* [Written task] Determine how many lines carry the word "basis". Output that number only.

(Stored items)
::::
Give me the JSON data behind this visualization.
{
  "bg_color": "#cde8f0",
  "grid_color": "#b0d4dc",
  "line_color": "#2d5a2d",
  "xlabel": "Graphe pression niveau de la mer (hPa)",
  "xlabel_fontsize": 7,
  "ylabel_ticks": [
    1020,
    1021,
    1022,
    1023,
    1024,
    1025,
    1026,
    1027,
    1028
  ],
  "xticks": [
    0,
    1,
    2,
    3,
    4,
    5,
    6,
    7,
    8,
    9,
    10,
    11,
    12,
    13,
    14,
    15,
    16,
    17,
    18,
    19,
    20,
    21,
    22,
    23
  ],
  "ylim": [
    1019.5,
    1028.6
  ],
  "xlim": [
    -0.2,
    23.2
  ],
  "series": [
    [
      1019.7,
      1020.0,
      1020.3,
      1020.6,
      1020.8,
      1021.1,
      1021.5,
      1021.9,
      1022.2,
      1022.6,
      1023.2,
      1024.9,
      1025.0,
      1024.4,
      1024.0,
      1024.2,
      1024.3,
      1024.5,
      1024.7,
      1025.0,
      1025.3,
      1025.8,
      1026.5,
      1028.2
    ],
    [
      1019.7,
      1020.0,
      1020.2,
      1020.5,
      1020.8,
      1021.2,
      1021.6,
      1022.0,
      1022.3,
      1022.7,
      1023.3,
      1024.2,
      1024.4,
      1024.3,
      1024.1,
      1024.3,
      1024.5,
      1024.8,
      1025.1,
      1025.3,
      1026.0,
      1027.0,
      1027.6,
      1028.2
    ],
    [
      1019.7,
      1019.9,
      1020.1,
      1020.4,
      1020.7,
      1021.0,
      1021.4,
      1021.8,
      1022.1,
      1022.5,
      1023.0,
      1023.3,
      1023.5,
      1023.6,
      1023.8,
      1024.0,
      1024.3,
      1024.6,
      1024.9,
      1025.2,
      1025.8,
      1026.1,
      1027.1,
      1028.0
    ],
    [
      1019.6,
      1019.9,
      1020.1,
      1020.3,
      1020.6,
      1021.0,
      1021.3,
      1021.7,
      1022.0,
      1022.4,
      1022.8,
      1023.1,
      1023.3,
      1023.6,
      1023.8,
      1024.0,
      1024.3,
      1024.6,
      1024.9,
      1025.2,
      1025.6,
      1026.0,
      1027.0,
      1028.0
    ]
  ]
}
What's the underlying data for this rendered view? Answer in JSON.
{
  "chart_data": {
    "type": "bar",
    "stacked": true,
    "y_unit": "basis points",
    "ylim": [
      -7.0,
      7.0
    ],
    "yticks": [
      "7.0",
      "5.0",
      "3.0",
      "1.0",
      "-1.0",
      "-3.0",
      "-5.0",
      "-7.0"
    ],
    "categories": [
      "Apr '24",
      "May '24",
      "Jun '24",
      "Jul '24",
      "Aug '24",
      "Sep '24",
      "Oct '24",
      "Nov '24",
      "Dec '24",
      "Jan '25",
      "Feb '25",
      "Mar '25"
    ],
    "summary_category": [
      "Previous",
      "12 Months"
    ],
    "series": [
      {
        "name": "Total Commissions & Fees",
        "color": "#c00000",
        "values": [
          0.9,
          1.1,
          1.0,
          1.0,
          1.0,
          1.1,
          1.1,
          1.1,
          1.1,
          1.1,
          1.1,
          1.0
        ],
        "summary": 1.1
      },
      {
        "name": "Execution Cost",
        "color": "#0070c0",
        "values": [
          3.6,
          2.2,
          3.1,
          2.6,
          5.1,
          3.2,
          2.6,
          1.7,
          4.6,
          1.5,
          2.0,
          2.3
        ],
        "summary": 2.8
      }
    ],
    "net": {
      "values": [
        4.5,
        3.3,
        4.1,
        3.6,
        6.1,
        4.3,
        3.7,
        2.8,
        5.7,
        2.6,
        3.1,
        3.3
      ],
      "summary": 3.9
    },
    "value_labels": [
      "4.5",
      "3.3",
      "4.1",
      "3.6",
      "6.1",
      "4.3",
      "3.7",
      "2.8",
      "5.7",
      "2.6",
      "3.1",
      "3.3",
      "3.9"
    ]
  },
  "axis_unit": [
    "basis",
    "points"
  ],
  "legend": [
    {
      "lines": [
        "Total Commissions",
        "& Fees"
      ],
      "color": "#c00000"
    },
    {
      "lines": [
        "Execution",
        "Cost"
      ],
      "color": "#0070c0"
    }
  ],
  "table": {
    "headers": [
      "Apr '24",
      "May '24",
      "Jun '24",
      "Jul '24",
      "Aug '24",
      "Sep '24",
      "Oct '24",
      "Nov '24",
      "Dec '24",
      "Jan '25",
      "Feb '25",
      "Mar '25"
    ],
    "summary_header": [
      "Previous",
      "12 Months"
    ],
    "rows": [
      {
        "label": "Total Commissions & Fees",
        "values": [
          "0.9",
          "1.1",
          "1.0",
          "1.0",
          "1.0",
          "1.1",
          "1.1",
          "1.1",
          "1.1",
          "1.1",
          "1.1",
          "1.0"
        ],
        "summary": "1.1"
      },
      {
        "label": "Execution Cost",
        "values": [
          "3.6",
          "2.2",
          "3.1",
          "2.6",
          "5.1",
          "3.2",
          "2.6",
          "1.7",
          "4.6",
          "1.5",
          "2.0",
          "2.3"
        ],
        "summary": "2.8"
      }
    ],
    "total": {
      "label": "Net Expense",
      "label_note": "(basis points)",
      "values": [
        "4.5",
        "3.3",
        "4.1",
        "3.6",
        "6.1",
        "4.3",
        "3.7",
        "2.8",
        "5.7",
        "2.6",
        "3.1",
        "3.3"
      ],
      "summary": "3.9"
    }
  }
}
::::
* [Task response] 3